TASK TO CARRY OUT: Exactly as written, print each record in the listing.

EXERCISE DATA:
↓

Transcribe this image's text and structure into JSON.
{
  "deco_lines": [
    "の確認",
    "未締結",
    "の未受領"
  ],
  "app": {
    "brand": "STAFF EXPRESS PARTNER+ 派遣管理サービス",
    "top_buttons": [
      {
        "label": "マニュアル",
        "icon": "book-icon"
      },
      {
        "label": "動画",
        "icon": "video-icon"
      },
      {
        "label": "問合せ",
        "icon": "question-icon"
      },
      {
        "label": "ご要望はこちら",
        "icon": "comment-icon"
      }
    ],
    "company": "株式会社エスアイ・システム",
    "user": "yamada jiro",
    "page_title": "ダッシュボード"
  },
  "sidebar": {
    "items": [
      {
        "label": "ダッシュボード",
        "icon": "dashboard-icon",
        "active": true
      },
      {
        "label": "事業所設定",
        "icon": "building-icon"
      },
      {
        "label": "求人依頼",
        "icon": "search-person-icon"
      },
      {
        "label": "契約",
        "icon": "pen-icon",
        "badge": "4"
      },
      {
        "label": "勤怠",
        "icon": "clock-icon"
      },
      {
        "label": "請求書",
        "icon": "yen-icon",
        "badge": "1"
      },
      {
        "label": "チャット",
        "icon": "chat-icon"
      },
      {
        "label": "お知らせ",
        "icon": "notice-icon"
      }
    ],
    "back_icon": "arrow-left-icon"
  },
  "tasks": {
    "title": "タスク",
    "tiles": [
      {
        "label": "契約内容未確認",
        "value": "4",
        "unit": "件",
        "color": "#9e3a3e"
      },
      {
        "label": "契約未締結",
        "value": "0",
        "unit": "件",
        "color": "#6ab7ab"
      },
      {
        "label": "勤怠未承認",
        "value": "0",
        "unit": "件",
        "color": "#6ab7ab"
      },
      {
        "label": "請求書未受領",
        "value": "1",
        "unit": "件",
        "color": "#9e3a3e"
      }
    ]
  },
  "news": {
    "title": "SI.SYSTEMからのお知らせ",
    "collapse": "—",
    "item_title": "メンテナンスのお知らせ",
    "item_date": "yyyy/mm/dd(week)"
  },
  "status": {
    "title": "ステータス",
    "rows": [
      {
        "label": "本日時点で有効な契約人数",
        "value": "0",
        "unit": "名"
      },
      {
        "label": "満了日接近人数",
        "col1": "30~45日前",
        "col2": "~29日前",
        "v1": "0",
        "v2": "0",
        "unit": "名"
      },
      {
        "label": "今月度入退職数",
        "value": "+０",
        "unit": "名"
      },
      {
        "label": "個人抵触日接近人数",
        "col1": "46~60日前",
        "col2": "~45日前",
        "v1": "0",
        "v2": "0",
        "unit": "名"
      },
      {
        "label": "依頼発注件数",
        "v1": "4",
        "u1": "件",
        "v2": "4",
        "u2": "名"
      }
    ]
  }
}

↑

EXERCISE OUTPUT:
Transcribe this image's text and structure into JSON.
{
  "deco_lines": [
    "の確認",
    "未締結",
    "の未受領"
  ],
  "app": {
    "brand": "STAFF EXPRESS PARTNER+ 派遣管理サービス",
    "top_buttons": [
      {
        "label": "マニュアル",
        "icon": "book-icon"
      },
      {
        "label": "動画",
        "icon": "video-icon"
      },
      {
        "label": "問合せ",
        "icon": "question-icon"
      },
      {
        "label": "ご要望はこちら",
        "icon": "comment-icon"
      }
    ],
    "company": "株式会社エスアイ・システム",
    "user": "yamada jiro",
    "page_title": "ダッシュボード"
  },
  "sidebar": {
    "items": [
      {
        "label": "ダッシュボード",
        "icon": "dashboard-icon",
        "active": true
      },
      {
        "label": "事業所設定",
        "icon": "building-icon"
      },
      {
        "label": "求人依頼",
        "icon": "search-person-icon"
      },
      {
        "label": "契約",
        "icon": "pen-icon",
        "badge": "4"
      },
      {
        "label": "勤怠",
        "icon": "clock-icon"
      },
      {
        "label": "請求書",
        "icon": "yen-icon",
        "badge": "1"
      },
      {
        "label": "チャット",
        "icon": "chat-icon"
      },
      {
        "label": "お知らせ",
        "icon": "notice-icon"
      }
    ],
    "back_icon": "arrow-left-icon"
  },
  "tasks": {
    "title": "タスク",
    "tiles": [
      {
        "label": "契約内容未確認",
        "value": "4",
        "unit": "件",
        "color": "#9e3a3e"
      },
      {
        "label": "契約未締結",
        "value": "0",
        "unit": "件",
        "color": "#6ab7ab"
      },
      {
        "label": "勤怠未承認",
        "value": "0",
        "unit": "件",
        "color": "#6ab7ab"
      },
      {
        "label": "請求書未受領",
        "value": "1",
        "unit": "件",
        "color": "#9e3a3e"
      }
    ]
  },
  "news": {
    "title": "SI.SYSTEMからのお知らせ",
    "collapse": "—",
    "item_title": "メンテナンスのお知らせ",
    "item_date": "yyyy/mm/dd(week)"
  },
  "status": {
    "title": "ステータス",
    "rows": [
      {
        "label": "本日時点で有効な契約人数",
        "value": "0",
        "unit": "名"
      },
      {
        "label": "満了日接近人数",
        "col1": "30~45日前",
        "col2": "~29日前",
        "v1": "0",
        "v2": "0",
        "unit": "名"
      },
      {
        "label": "今月度入退職数",
        "value": "+０",
        "unit": "名"
      },
      {
        "label": "個人抵触日接近人数",
        "col1": "46~60日前",
        "col2": "~45日前",
        "v1": "0",
        "v2": "0",
        "unit": "名"
      },
      {
        "label": "依頼発注件数",
        "v1": "4",
        "u1": "件",
        "v2": "4",
        "u2": "名"
      }
    ]
  }
}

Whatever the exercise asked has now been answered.